Count every line that has "JSON" in it and give the total, nothing more.

→ **RECORDED INFORMATION**
----------

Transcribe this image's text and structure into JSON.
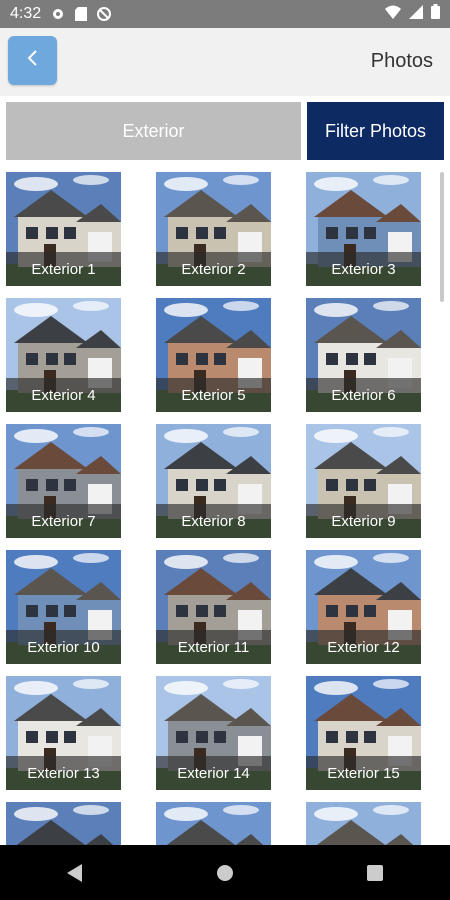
{
  "status": {
    "time": "4:32"
  },
  "header": {
    "title": "Photos"
  },
  "filters": {
    "exterior_label": "Exterior",
    "filter_label": "Filter Photos"
  },
  "colors": {
    "accent": "#0d2a63",
    "back": "#6fa8dc"
  },
  "photos": [
    {
      "label": "Exterior 1"
    },
    {
      "label": "Exterior 2"
    },
    {
      "label": "Exterior 3"
    },
    {
      "label": "Exterior 4"
    },
    {
      "label": "Exterior 5"
    },
    {
      "label": "Exterior 6"
    },
    {
      "label": "Exterior 7"
    },
    {
      "label": "Exterior 8"
    },
    {
      "label": "Exterior 9"
    },
    {
      "label": "Exterior 10"
    },
    {
      "label": "Exterior 11"
    },
    {
      "label": "Exterior 12"
    },
    {
      "label": "Exterior 13"
    },
    {
      "label": "Exterior 14"
    },
    {
      "label": "Exterior 15"
    },
    {
      "label": ""
    },
    {
      "label": ""
    },
    {
      "label": ""
    }
  ]
}
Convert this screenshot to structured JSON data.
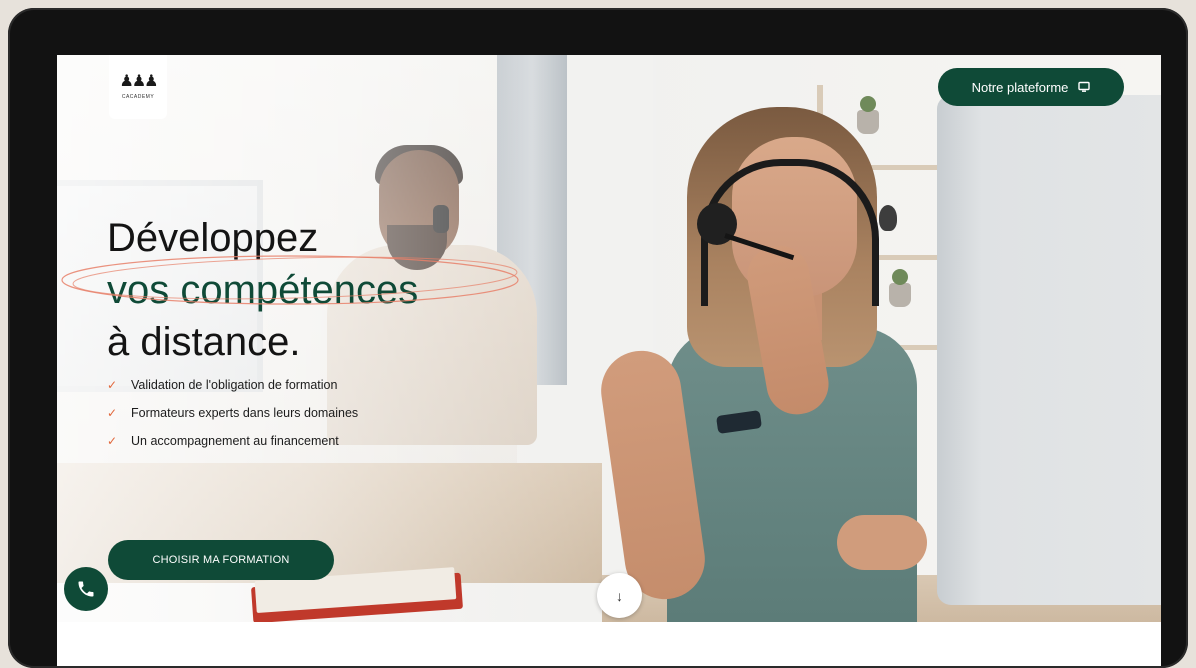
{
  "header": {
    "logo_text": "CACADEMY",
    "platform_button_label": "Notre plateforme",
    "platform_button_icon": "monitor-icon"
  },
  "hero": {
    "headline_line1": "Développez",
    "headline_line2": "vos compétences",
    "headline_line3": "à distance.",
    "benefits": [
      "Validation de l'obligation de formation",
      "Formateurs experts dans leurs domaines",
      "Un accompagnement au financement"
    ],
    "cta_label": "CHOISIR MA FORMATION",
    "scroll_icon": "↓"
  },
  "colors": {
    "brand_green": "#0f4a37",
    "accent_orange": "#e2683c",
    "bezel": "#121212"
  }
}
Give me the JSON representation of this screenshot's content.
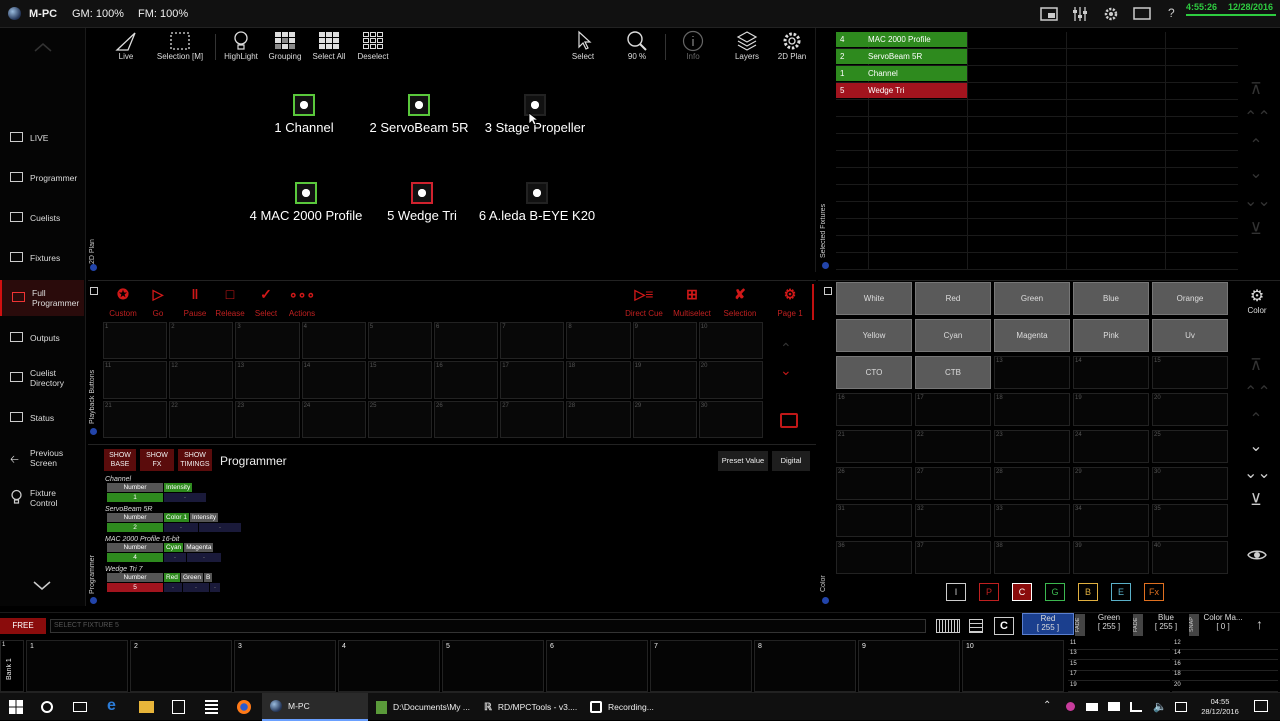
{
  "app": {
    "title": "M-PC",
    "gm": "GM: 100%",
    "fm": "FM: 100%",
    "time": "4:55:26",
    "date": "12/28/2016"
  },
  "sidebar": {
    "items": [
      {
        "label": "LIVE"
      },
      {
        "label": "Programmer"
      },
      {
        "label": "Cuelists"
      },
      {
        "label": "Fixtures"
      },
      {
        "label": "Full Programmer",
        "active": true
      },
      {
        "label": "Outputs"
      },
      {
        "label": "Cuelist Directory"
      },
      {
        "label": "Status"
      },
      {
        "label": "Previous Screen"
      },
      {
        "label": "Fixture Control"
      }
    ]
  },
  "plan": {
    "tab": "2D Plan",
    "tools": [
      {
        "label": "Live",
        "icon": "live-triangle-icon"
      },
      {
        "label": "Selection [M]",
        "icon": "selection-box-icon"
      },
      {
        "label": "HighLight",
        "icon": "bulb-icon"
      },
      {
        "label": "Grouping",
        "icon": "grouping-icon"
      },
      {
        "label": "Select All",
        "icon": "select-all-icon"
      },
      {
        "label": "Deselect",
        "icon": "deselect-icon"
      },
      {
        "label": "Select",
        "icon": "cursor-icon"
      },
      {
        "label": "90 %",
        "icon": "zoom-icon"
      },
      {
        "label": "Info",
        "icon": "info-icon"
      },
      {
        "label": "Layers",
        "icon": "layers-icon"
      },
      {
        "label": "2D Plan",
        "icon": "gear-icon"
      }
    ],
    "fixtures": [
      {
        "label": "1 Channel",
        "color": "#5ac83c"
      },
      {
        "label": "2 ServoBeam 5R",
        "color": "#5ac83c"
      },
      {
        "label": "3 Stage Propeller",
        "color": "#222222"
      },
      {
        "label": "4 MAC 2000 Profile",
        "color": "#5ac83c"
      },
      {
        "label": "5 Wedge Tri",
        "color": "#d0222e"
      },
      {
        "label": "6 A.leda B-EYE K20",
        "color": "#222222"
      }
    ]
  },
  "selected": {
    "tab": "Selected Fixtures",
    "rows": [
      {
        "num": "4",
        "name": "MAC 2000 Profile",
        "color": "#2e8a1e"
      },
      {
        "num": "2",
        "name": "ServoBeam 5R",
        "color": "#2e8a1e"
      },
      {
        "num": "1",
        "name": "Channel",
        "color": "#2e8a1e"
      },
      {
        "num": "5",
        "name": "Wedge Tri",
        "color": "#a2141e"
      }
    ]
  },
  "playback": {
    "tab": "Playback Buttons",
    "left_buttons": [
      "Custom",
      "Go",
      "Pause",
      "Release",
      "Select",
      "Actions"
    ],
    "right_buttons": [
      "Direct Cue",
      "Multiselect",
      "Selection",
      "Page 1"
    ],
    "cells": [
      "1",
      "2",
      "3",
      "4",
      "5",
      "6",
      "7",
      "8",
      "9",
      "10",
      "11",
      "12",
      "13",
      "14",
      "15",
      "16",
      "17",
      "18",
      "19",
      "20",
      "21",
      "22",
      "23",
      "24",
      "25",
      "26",
      "27",
      "28",
      "29",
      "30"
    ]
  },
  "programmer": {
    "tab": "Programmer",
    "title": "Programmer",
    "show_buttons": [
      [
        "SHOW",
        "BASE"
      ],
      [
        "SHOW",
        "FX"
      ],
      [
        "SHOW",
        "TIMINGS"
      ]
    ],
    "preset_value": "Preset Value",
    "digital": "Digital",
    "fixtures": [
      {
        "name": "Channel",
        "number": "1",
        "attrs": [
          "Intensity"
        ],
        "color": "#2e8a1e"
      },
      {
        "name": "ServoBeam 5R",
        "number": "2",
        "attrs": [
          "Color 1",
          "Intensity"
        ],
        "color": "#2e8a1e"
      },
      {
        "name": "MAC 2000 Profile 16-bit",
        "number": "4",
        "attrs": [
          "Cyan",
          "Magenta"
        ],
        "color": "#2e8a1e"
      },
      {
        "name": "Wedge Tri 7",
        "number": "5",
        "attrs": [
          "Red",
          "Green",
          "B"
        ],
        "color": "#a2141e"
      }
    ],
    "number_label": "Number",
    "dash": "-"
  },
  "color": {
    "tab": "Color",
    "side_label": "Color",
    "presets": [
      "White",
      "Red",
      "Green",
      "Blue",
      "Orange",
      "Yellow",
      "Cyan",
      "Magenta",
      "Pink",
      "Uv",
      "CTO",
      "CTB"
    ],
    "empty_cells": [
      "13",
      "14",
      "15",
      "16",
      "17",
      "18",
      "19",
      "20",
      "21",
      "22",
      "23",
      "24",
      "25",
      "26",
      "27",
      "28",
      "29",
      "30",
      "31",
      "32",
      "33",
      "34",
      "35",
      "36",
      "37",
      "38",
      "39",
      "40"
    ],
    "groups": [
      {
        "label": "I",
        "color": "#cccccc"
      },
      {
        "label": "P",
        "color": "#c02020"
      },
      {
        "label": "C",
        "color": "#ffffff",
        "active": true
      },
      {
        "label": "G",
        "color": "#3cb850"
      },
      {
        "label": "B",
        "color": "#e0b040"
      },
      {
        "label": "E",
        "color": "#5ab0c8"
      },
      {
        "label": "Fx",
        "color": "#e07020"
      }
    ]
  },
  "command": {
    "free": "FREE",
    "placeholder": "SELECT FIXTURE 5",
    "c_button": "C"
  },
  "faders": [
    {
      "name": "Red",
      "value": "[ 255 ]",
      "active": true
    },
    {
      "name": "Green",
      "value": "[ 255 ]"
    },
    {
      "name": "Blue",
      "value": "[ 255 ]"
    },
    {
      "name": "Color Ma...",
      "value": "[ 0 ]"
    }
  ],
  "fader_tags": [
    "FADE",
    "FADE",
    "FADE",
    "SNAP"
  ],
  "bank": {
    "label": "Bank 1",
    "slots": [
      "1",
      "2",
      "3",
      "4",
      "5",
      "6",
      "7",
      "8",
      "9",
      "10"
    ],
    "mini_left": [
      "11",
      "13",
      "15",
      "17",
      "19"
    ],
    "mini_right": [
      "12",
      "14",
      "16",
      "18",
      "20"
    ]
  },
  "taskbar": {
    "tasks": [
      {
        "label": "M-PC",
        "active": true
      },
      {
        "label": "D:\\Documents\\My ..."
      },
      {
        "label": "RD/MPCTools - v3...."
      },
      {
        "label": "Recording..."
      }
    ],
    "time": "04:55",
    "date": "28/12/2016"
  }
}
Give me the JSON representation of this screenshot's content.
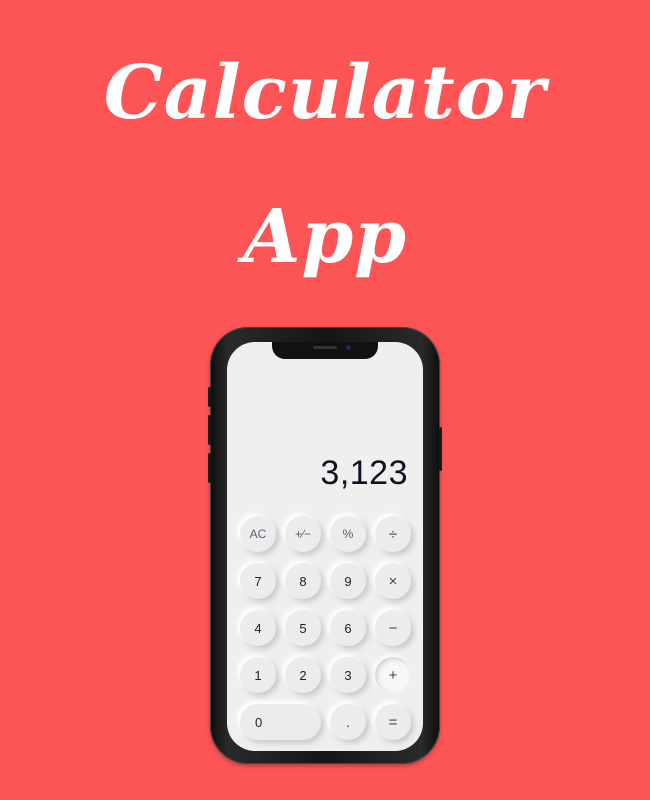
{
  "title": {
    "line1": "Calculator",
    "line2": "App"
  },
  "calculator": {
    "display": "3,123",
    "keys": {
      "ac": "AC",
      "plus_minus": "+∕−",
      "percent": "%",
      "divide": "÷",
      "seven": "7",
      "eight": "8",
      "nine": "9",
      "multiply": "×",
      "four": "4",
      "five": "5",
      "six": "6",
      "minus": "−",
      "one": "1",
      "two": "2",
      "three": "3",
      "plus": "+",
      "zero": "0",
      "decimal": ".",
      "equals": "="
    }
  },
  "colors": {
    "background": "#fd5556",
    "title": "#ffffff",
    "screen": "#efefef",
    "phone_frame": "#151515",
    "display_text": "#121220"
  }
}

----------

→ **EXERCISE SOLUTION**
4